- _WHAT THIS TASK INVOLVES_: In the entries below, count every line containing "title". Return the number and nothing else.

Lines of data
====================
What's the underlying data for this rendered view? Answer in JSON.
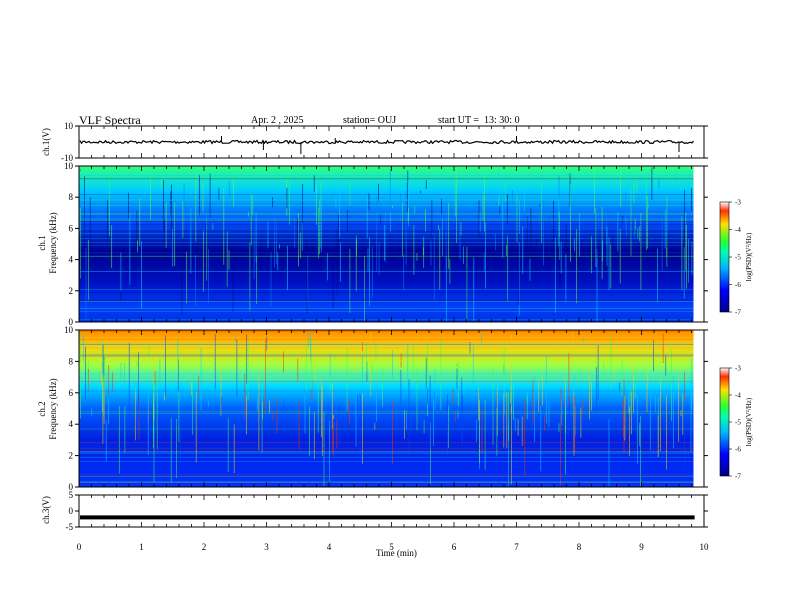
{
  "header": {
    "title": "VLF Spectra",
    "date": "Apr. 2 , 2025",
    "station": "station= OUJ",
    "start": "start UT =  13: 30: 0"
  },
  "panels": {
    "ch1_voltage_label": "ch.1(V)",
    "ch1_label": "ch.1",
    "ch2_label": "ch.2",
    "freq_label": "Frequency (kHz)",
    "ch3_voltage_label": "ch.3(V)",
    "cbar_label": "log(PSD)(V²/Hz)"
  },
  "colors": {
    "spec_low": "#00008a",
    "spec_mid": "#00c8ff",
    "spec_green": "#30ff60",
    "spec_high": "#ff3000"
  },
  "chart_data": [
    {
      "type": "line",
      "name": "ch1-voltage",
      "ylabel": "ch.1(V)",
      "ylim": [
        -10,
        10
      ],
      "yticks": [
        10,
        -10
      ],
      "x_range": [
        0,
        10
      ],
      "approx_level": 0,
      "trace_extent_min": 9.85
    },
    {
      "type": "heatmap",
      "name": "ch1-spectrogram",
      "ylabel": "Frequency (kHz)",
      "ylim": [
        0,
        10
      ],
      "yticks": [
        0,
        2,
        4,
        6,
        8,
        10
      ],
      "x_range": [
        0,
        10
      ],
      "data_extent_min": 9.85,
      "colorbar": {
        "label": "log(PSD)(V²/Hz)",
        "range": [
          -7,
          -3
        ],
        "ticks": [
          -3,
          -4,
          -5,
          -6,
          -7
        ]
      }
    },
    {
      "type": "heatmap",
      "name": "ch2-spectrogram",
      "ylabel": "Frequency (kHz)",
      "ylim": [
        0,
        10
      ],
      "yticks": [
        0,
        2,
        4,
        6,
        8,
        10
      ],
      "x_range": [
        0,
        10
      ],
      "data_extent_min": 9.85,
      "colorbar": {
        "label": "log(PSD)(V²/Hz)",
        "range": [
          -7,
          -3
        ],
        "ticks": [
          -3,
          -4,
          -5,
          -6,
          -7
        ]
      }
    },
    {
      "type": "line",
      "name": "ch3-voltage",
      "ylabel": "ch.3(V)",
      "ylim": [
        -5,
        5
      ],
      "yticks": [
        5,
        0,
        -5
      ],
      "approx_level": -2,
      "x_range": [
        0,
        10
      ],
      "xlabel": "Time (min)",
      "xticks": [
        0,
        1,
        2,
        3,
        4,
        5,
        6,
        7,
        8,
        9,
        10
      ]
    }
  ]
}
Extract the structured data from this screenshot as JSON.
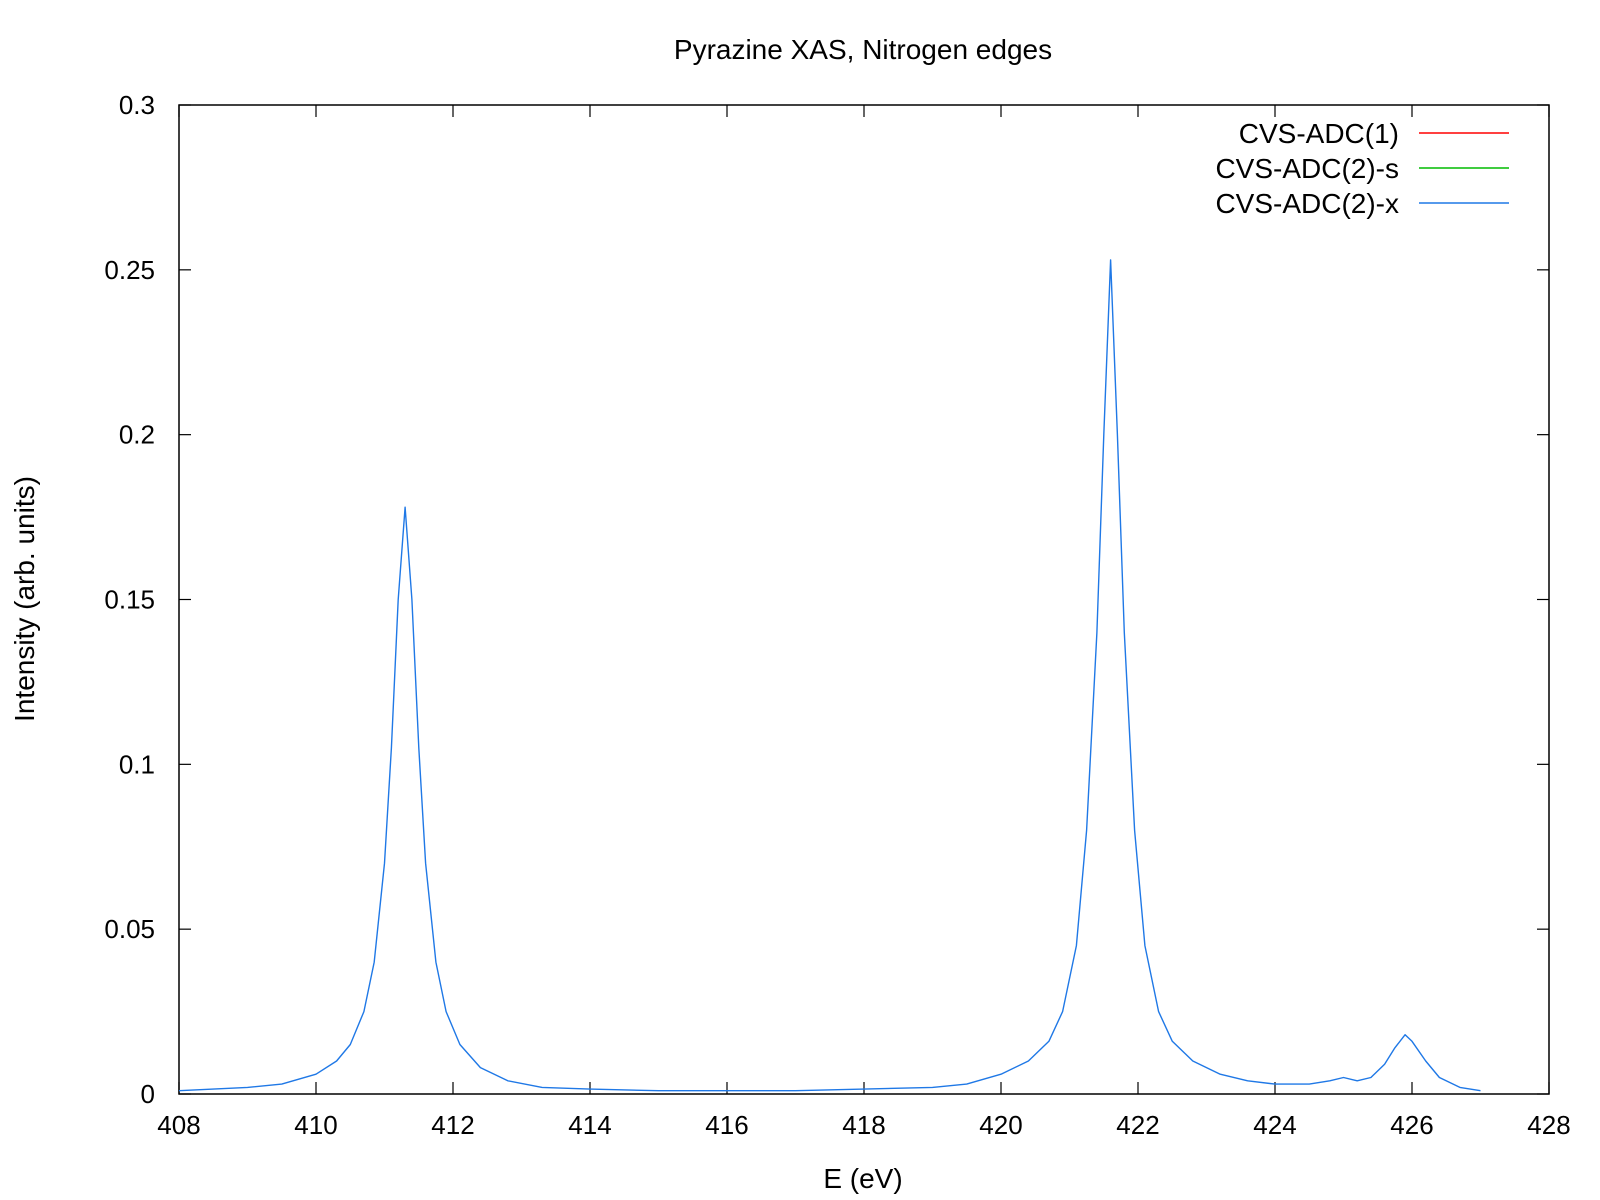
{
  "chart_data": {
    "type": "line",
    "title": "Pyrazine XAS, Nitrogen edges",
    "xlabel": "E (eV)",
    "ylabel": "Intensity (arb. units)",
    "xlim": [
      408,
      428
    ],
    "ylim": [
      0,
      0.3
    ],
    "x_ticks": [
      408,
      410,
      412,
      414,
      416,
      418,
      420,
      422,
      424,
      426,
      428
    ],
    "y_ticks": [
      0,
      0.05,
      0.1,
      0.15,
      0.2,
      0.25,
      0.3
    ],
    "y_tick_labels": [
      "0",
      "0.05",
      "0.1",
      "0.15",
      "0.2",
      "0.25",
      "0.3"
    ],
    "grid": false,
    "legend_position": "top-right",
    "series": [
      {
        "name": "CVS-ADC(1)",
        "color": "#ff0000",
        "x": [],
        "y": []
      },
      {
        "name": "CVS-ADC(2)-s",
        "color": "#00bb00",
        "x": [],
        "y": []
      },
      {
        "name": "CVS-ADC(2)-x",
        "color": "#1f78e6",
        "x": [
          408.0,
          409.0,
          409.5,
          410.0,
          410.3,
          410.5,
          410.7,
          410.85,
          411.0,
          411.1,
          411.2,
          411.3,
          411.4,
          411.5,
          411.6,
          411.75,
          411.9,
          412.1,
          412.4,
          412.8,
          413.3,
          414.0,
          415.0,
          416.0,
          417.0,
          418.0,
          419.0,
          419.5,
          420.0,
          420.4,
          420.7,
          420.9,
          421.1,
          421.25,
          421.4,
          421.5,
          421.6,
          421.7,
          421.8,
          421.95,
          422.1,
          422.3,
          422.5,
          422.8,
          423.2,
          423.6,
          424.0,
          424.5,
          424.8,
          425.0,
          425.2,
          425.4,
          425.6,
          425.75,
          425.9,
          426.0,
          426.2,
          426.4,
          426.7,
          427.0
        ],
        "y": [
          0.001,
          0.002,
          0.003,
          0.006,
          0.01,
          0.015,
          0.025,
          0.04,
          0.07,
          0.105,
          0.15,
          0.178,
          0.15,
          0.105,
          0.07,
          0.04,
          0.025,
          0.015,
          0.008,
          0.004,
          0.002,
          0.0015,
          0.001,
          0.001,
          0.001,
          0.0015,
          0.002,
          0.003,
          0.006,
          0.01,
          0.016,
          0.025,
          0.045,
          0.08,
          0.14,
          0.2,
          0.253,
          0.2,
          0.14,
          0.08,
          0.045,
          0.025,
          0.016,
          0.01,
          0.006,
          0.004,
          0.003,
          0.003,
          0.004,
          0.005,
          0.004,
          0.005,
          0.009,
          0.014,
          0.018,
          0.016,
          0.01,
          0.005,
          0.002,
          0.001
        ]
      }
    ]
  }
}
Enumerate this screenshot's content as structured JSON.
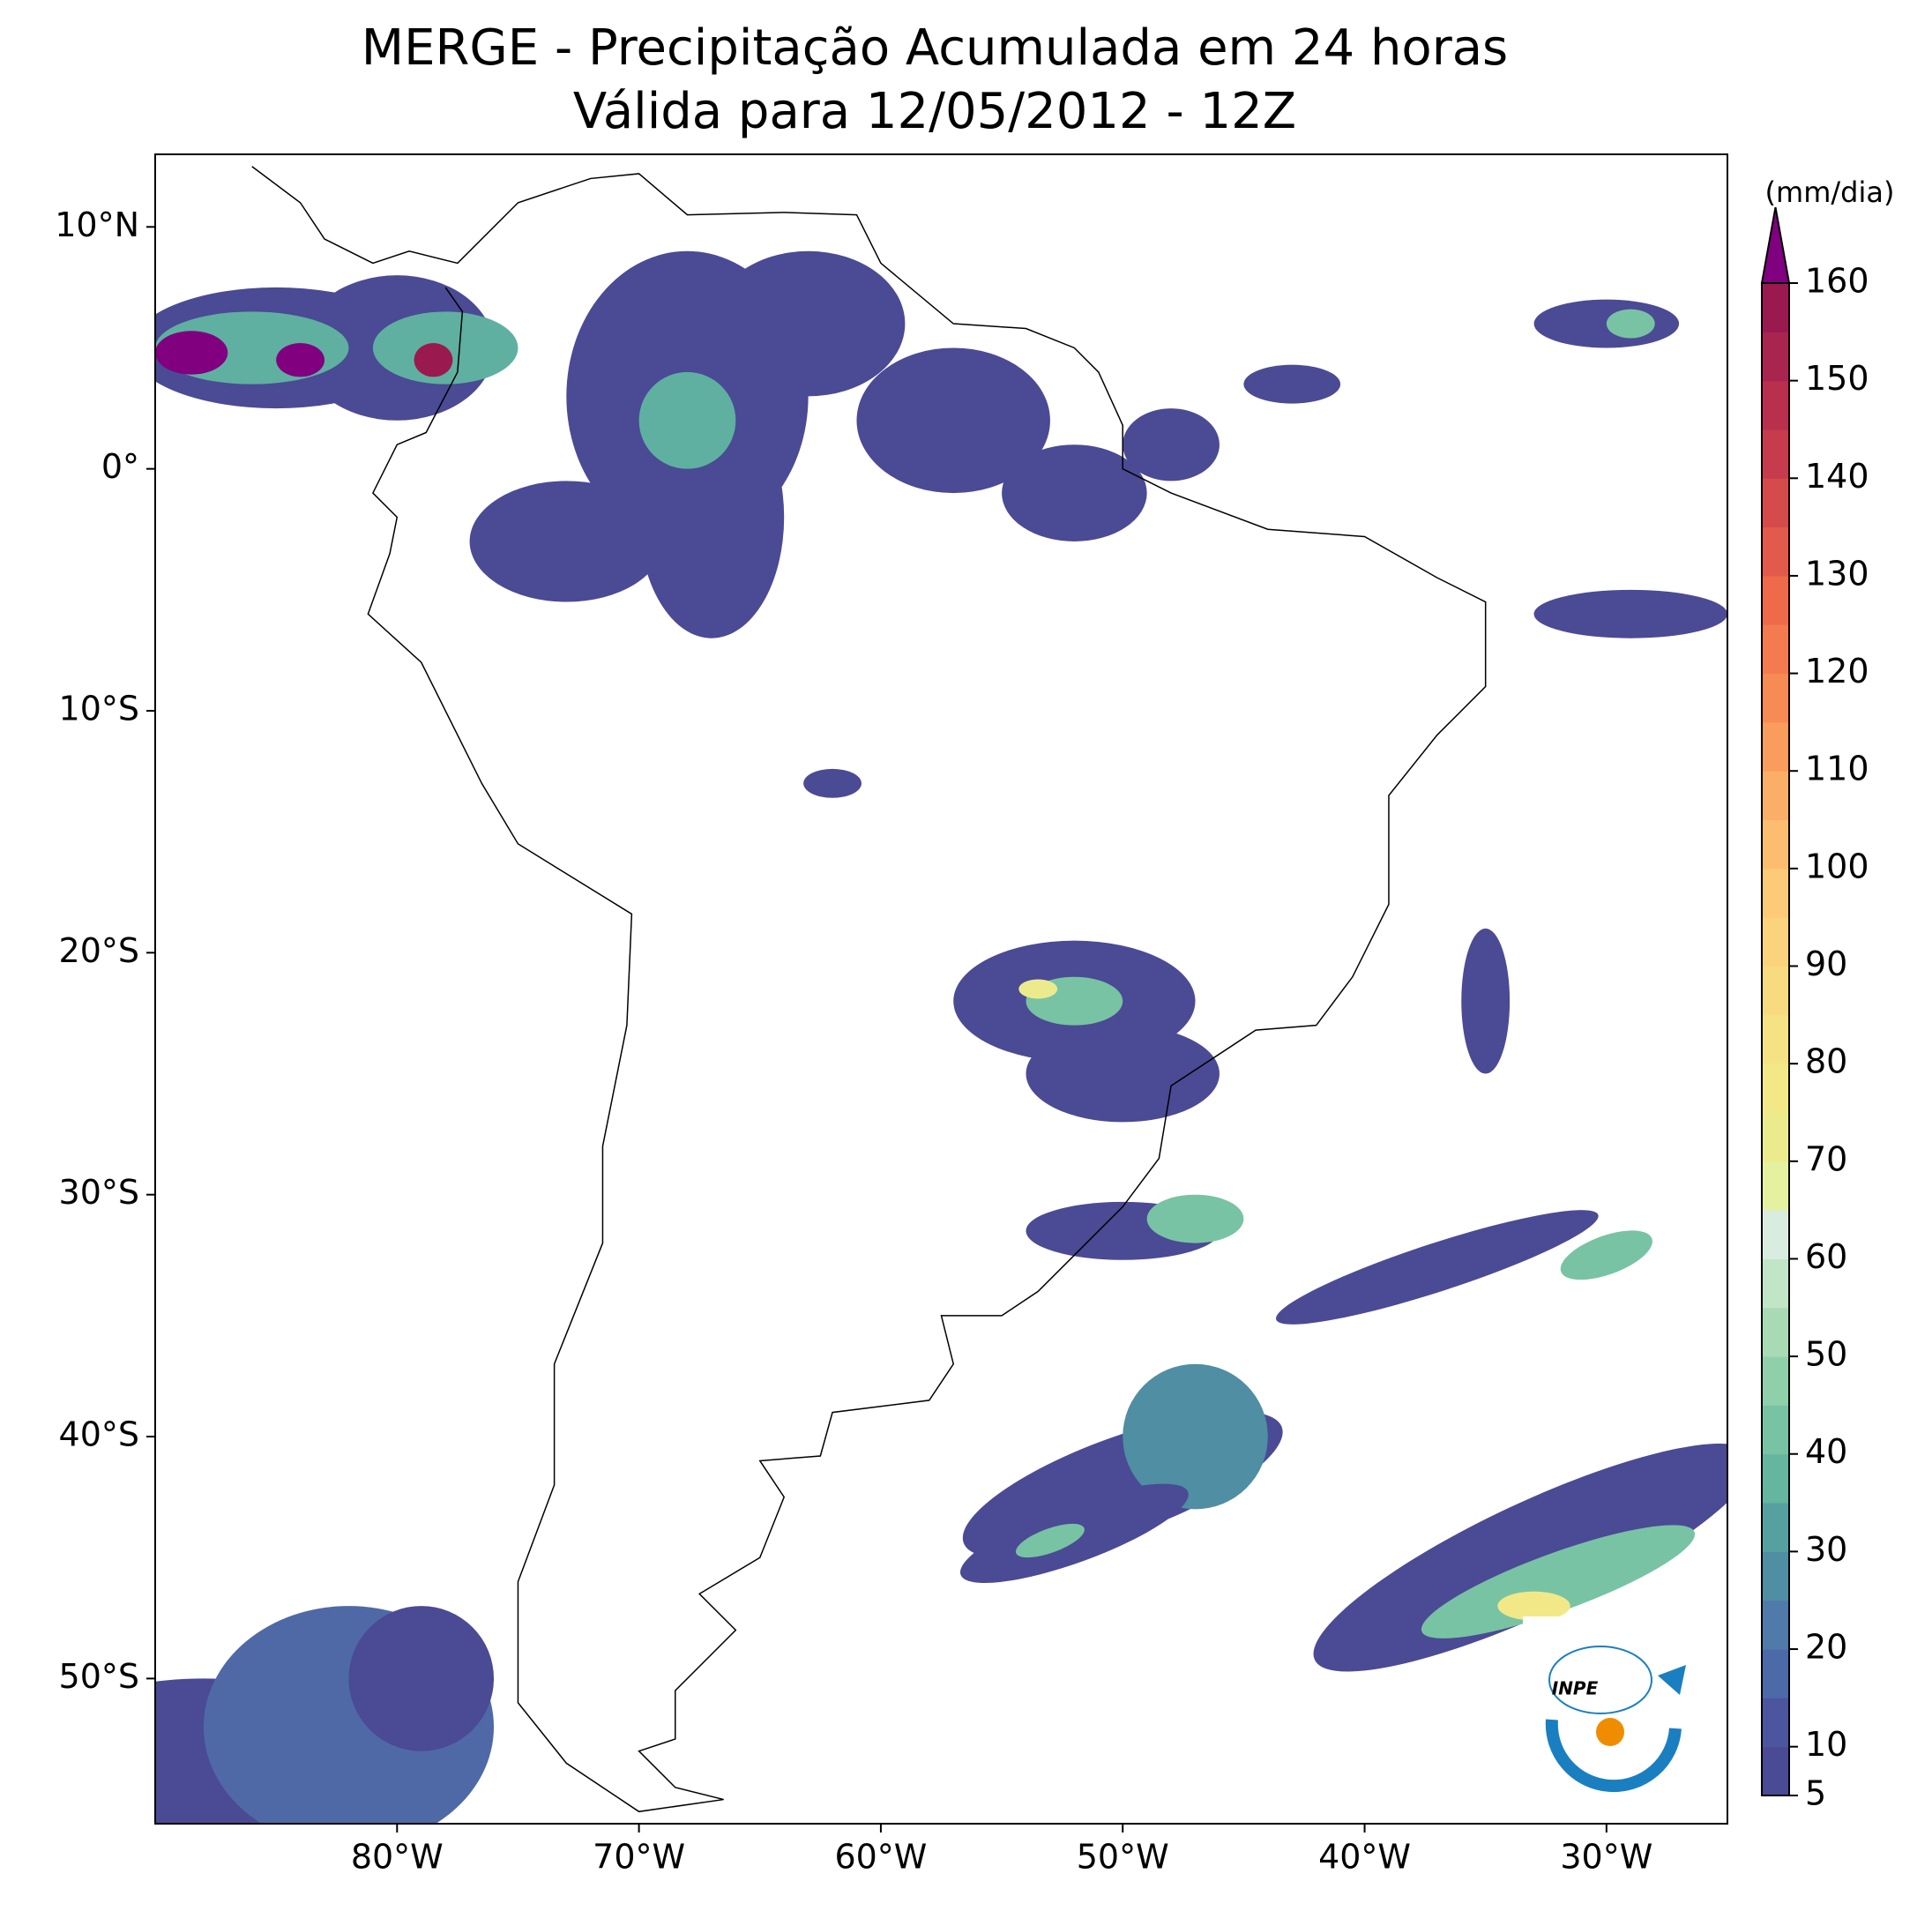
====================
- _RESULT_: 2